GIVEN EXERCISE 1:
Express the lines of the listing, from its first line through the line containing "The grip portion 13 is at (480, 241).", as a JSON list of strings with one string per line, omitting blank lines.

SELECTION:

Expert testimony is admissible only if it satisfies the requirements of Federal Rule
of Evidence 702, which states that:
A witness who is qualified as an expert by knowledge, skill, experience,
training, or education may testify in the form of an opinion or otherwise
if:
(a) the expert’s scientific, technical, or other specialized
knowledge will help the trier of fact to understand the
evidence or to determine a fact in issue;
(b) the testimony is based on sufficient facts or data;
(c) the testimony is the product of reliable principles and
methods; and
(d) the expert has reliably applied the principles and methods to
the facts of the case.
The Daubert court established considerations for determining whether an
expert witness’s testimony is reliable. Daubert v. Merrell Dow Pharms., Inc., 509
U.S. 579, 593–94 (1993). These considerations include: (1) whether the expert’s
4
theory has been tested; (2) whether the expert’s theory “has been subjected to peer
review and publication”; (3) whether there is a “known or potential rate of error”
and standards that control the particular technique; and (4) whether the theory or
technique has been generally accepted within the pertinent community. Id.; see also
Kumho Tire Co. v. Carmichael, 526 U.S. 137, 149 (1999).
These considerations are neither definitive nor exhaustive, and may not be
relevant to the assessment in a particular case. Kumho Tire, 526 U.S. at 141. As
such, a trial court has broad latitude to determine whether these considerations are
reasonable measures of reliability. Id. at 153; see also In re Scrap Metal, 527 F.3d
517, 529 (6th Cir. 2008) (noting that the test for reliability is “ ‘flexible,’ and the
Daubert factors do not constitute a ‘definitive checklist or test,’ but may be tailored
to the facts of a particular case” (quoting Kumho Tire, 526 U.S. at 150))). “[N]othing
in either Daubert or the Federal Rules of Evidence requires a district court to admit
opinion evidence that is connected to existing data only by the ipse dixit of the
expert.” GE v. Joiner, 522 U.S. 136, 146 (1997). Consequently, “a court may
conclude that there is simply too great an analytical gap between the data and the
opinion proffered.” Id. (citing Turpin v. Merrell Dow Pharm., Inc., 959 F.2d 1349,
1360 (6th Cir. 1992)).

SUPPLIED MATERIAL:
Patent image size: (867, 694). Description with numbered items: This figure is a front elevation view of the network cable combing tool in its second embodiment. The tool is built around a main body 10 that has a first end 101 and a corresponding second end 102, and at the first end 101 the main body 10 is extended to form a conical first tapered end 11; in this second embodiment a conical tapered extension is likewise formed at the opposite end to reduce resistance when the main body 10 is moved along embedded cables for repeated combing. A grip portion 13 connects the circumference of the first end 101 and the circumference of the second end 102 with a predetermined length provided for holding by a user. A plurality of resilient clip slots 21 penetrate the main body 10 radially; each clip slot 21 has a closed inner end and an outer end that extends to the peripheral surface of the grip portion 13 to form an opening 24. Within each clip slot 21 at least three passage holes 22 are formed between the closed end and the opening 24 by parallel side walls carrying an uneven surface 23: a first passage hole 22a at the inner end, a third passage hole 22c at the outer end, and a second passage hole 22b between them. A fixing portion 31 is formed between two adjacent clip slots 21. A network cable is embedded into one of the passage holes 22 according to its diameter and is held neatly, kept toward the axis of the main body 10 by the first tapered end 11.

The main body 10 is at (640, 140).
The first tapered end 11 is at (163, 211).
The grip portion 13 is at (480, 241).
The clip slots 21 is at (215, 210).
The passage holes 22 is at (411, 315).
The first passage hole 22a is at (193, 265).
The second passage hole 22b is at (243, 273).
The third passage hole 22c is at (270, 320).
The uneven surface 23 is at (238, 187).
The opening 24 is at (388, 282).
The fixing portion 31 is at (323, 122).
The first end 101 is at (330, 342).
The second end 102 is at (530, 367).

GIVEN EXERCISE 2:
Retype the passage on expert testimony that opens with the words containing "and standards that" and closes with "137, 149 (1999).", without any changes.

COMPLETE ANSWER 1:
[
  "Patent image size: (867, 694). Description with numbered items: This figure is a front elevation view of the network cable combing tool in its second embodiment. The tool is built around a main body 10 that has a first end 101 and a corresponding second end 102, and at the first end 101 the main body 10 is extended to form a conical first tapered end 11; in this second embodiment a conical tapered extension is likewise formed at the opposite end to reduce resistance when the main body 10 is moved along embedded cables for repeated combing. A grip portion 13 connects the circumference of the first end 101 and the circumference of the second end 102 with a predetermined length provided for holding by a user. A plurality of resilient clip slots 21 penetrate the main body 10 radially; each clip slot 21 has a closed inner end and an outer end that extends to the peripheral surface of the grip portion 13 to form an opening 24. Within each clip slot 21 at least three passage holes 22 are formed between the closed end and the opening 24 by parallel side walls carrying an uneven surface 23: a first passage hole 22a at the inner end, a third passage hole 22c at the outer end, and a second passage hole 22b between them. A fixing portion 31 is formed between two adjacent clip slots 21. A network cable is embedded into one of the passage holes 22 according to its diameter and is held neatly, kept toward the axis of the main body 10 by the first tapered end 11.",
  "The main body 10 is at (640, 140).",
  "The first tapered end 11 is at (163, 211).",
  "The grip portion 13 is at (480, 241)."
]

COMPLETE ANSWER 2:
and standards that control the particular technique; and (4) whether the theory or
technique has been generally accepted within the pertinent community. Id.; see also
Kumho Tire Co. v. Carmichael, 526 U.S. 137, 149 (1999).